Con il secondo motivo, prospettando violazione di legge (art. 360 c.p.c., n. 3, in relazione all’art. 414 c.p.c., n. 3 e L. n. 326 del 2003, art. 42, comma 1), il ricorrente si duole che non erano state poste a carico dell’INPS le spese sostenute per la chiamata in causa del Ministero, pur essendo lo stesso litisconsorte necessario.

Con l’ultimo motivo, infine, il ricorrente, prospettando ancora violazione di legge (art. 360 c.p.c., n. 3, in relazione all’art. 1 tabella B n. 39 delle tariffe professionali approvate con D.M. n. 585 del 1999 e all’art. 429 c.p.c.), osservale conclusioni della controparte, siano state precisate nella memoria di costituzione o in udienza, devono essere sempre esaminate e valutate dal difensore, sicchè deve ritenersi del tutto irrilevante che la controparte non sia mai comparsa in udienza.

2. Il primo motivo è infondato, previa correzione della motivazione della decisione impugnata.

Ha ritenuto la corte territoriale, con riferimento allo scaglione tariffario applicabile, che il valore delle controversie aventi ad oggetto le prestazioni assistenziali debba effettuarsi in base al disposto dell’art. 13 c.p.c., comma 1, trattandosi di prestazioni che partecipano della natura delle prestazioni alimentari.

Deve, tuttavia, ribadirsi che il criterio per determinare il valore della causa ai fini in questione è quello del cumulo delle annualità della rendita nella misura spettante fino ad un massimo di dieci, secondo come previsto dall’art. 13 c.p.c., comma 2.

Costituisce, infatti, giurisprudenza costante di questa Suprema Corte che la determinazione del valore della causa in materia di prestazioni assistenziali (pensione di invalidità e inabilità, rendite per malattie professionali e infortuni sul lavoro ecc.), deve essere effettuata, ai fini dell’individuazione dello scaglione degli onorari e dei diritti di procuratore spettanti al difensore dell’assicurato, secondo il criterio stabilito dalla norma indicata, in quanto anche l’indennità di accompagnamento, pur partecipando della natura delle prestazioni alimentari, si concreta in una somma di denaro da corrispondere periodicamente ed è, perciò, del tutto assimilabile ad una rendita vitalizia, sicchè il valore della causa deve essere determinato cumulando le annualità domandate sino ad un massimo di dieci (v. ad es. da ultimo Cass. n. 2148/2011; Cass. n. 4258/2007; Cass. n. 21841/2007).

▶ [Blocco dati]

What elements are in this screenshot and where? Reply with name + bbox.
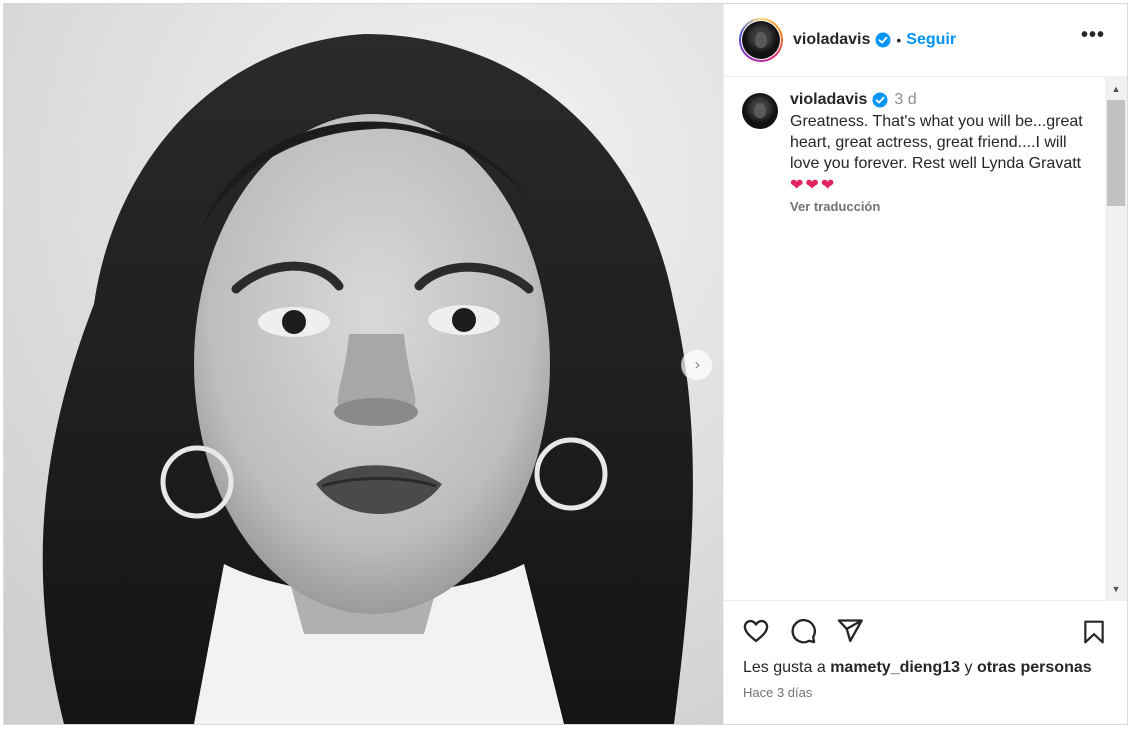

▶ [Compiti da svolgere]
a: Nel brano sui motivi di ricorso, perché il valore della causa sull'indennità di accompagnamento si calcola sommando le annualità fino a un massimo di dieci? Rispondi in una, due o tre frasi.
b: Prosegui il brano sui motivi di ricorso, partendo subito dopo la sua ultima frase.
Per quanto segue l'elenco non serve.

▶ [Risposte ai compiti]
a: Per il brano, l'indennità di accompagnamento ha natura simile alle prestazioni alimentari, ma consiste in una somma di denaro da corrispondere periodicamente. Per questo è del tutto assimilabile a una rendita vitalizia. Va quindi applicato il criterio dell'art. 13 c.p.c., comma 2, che somma le annualità domandate fino a un massimo di dieci.

b:
Ne segue che le annualità da prendere in considerazione non sono solo quelle controverse, non essendo nel caso in contestazione il diritto ad una somma determinata, ma l’accertamento del diritto stesso alla prestazione, ed, al tempo stesso, che il cumulo delle dieci annualità rappresenta il limite massimo, ma non anche la misura fissa delle annualità da prendere in considerazione ai fini della determinazione del valore della lite, per come risulta dal tenore letterale della disposizione, e dalla distinzione, nella stessa reperibile, fra le controversie relative a rendite perpetue, per le quali si fa riferimento al cumulo di "venti annualità", e alle cause relative a rendite temporanee o vitalizie, per le quali il riferimento è alle "annualità domandate fino ad un massimo di dieci" (cfr. Cass. n. 2148/2011).

Non può, pertanto, trovare accoglimento la tesi del ricorrente, il quale assume che, in tale ultima ipotesi, il valore della causa va determinato non già cumulando le annualità domandate (pari ciascuna ad Euro 5.325,96) "fino ad un massimo di dieci", ma senz’altro, fino a dieci.

Ciò chiarito, ritiene il Collegio che il motivo, previa correzione della motivazione della sentenza impugnata, debba essere rigettato, non potendo, comunque, il valore della causa determinarsi con riferimento allo scaglione (di Euro 53.259,60) richiesto, avuto riguardo alla modesta difficoltà delle questioni controverse (cfr.

anche Cass. n. 2148/2011 cit.).

3. Infondato è pure il secondo motivo.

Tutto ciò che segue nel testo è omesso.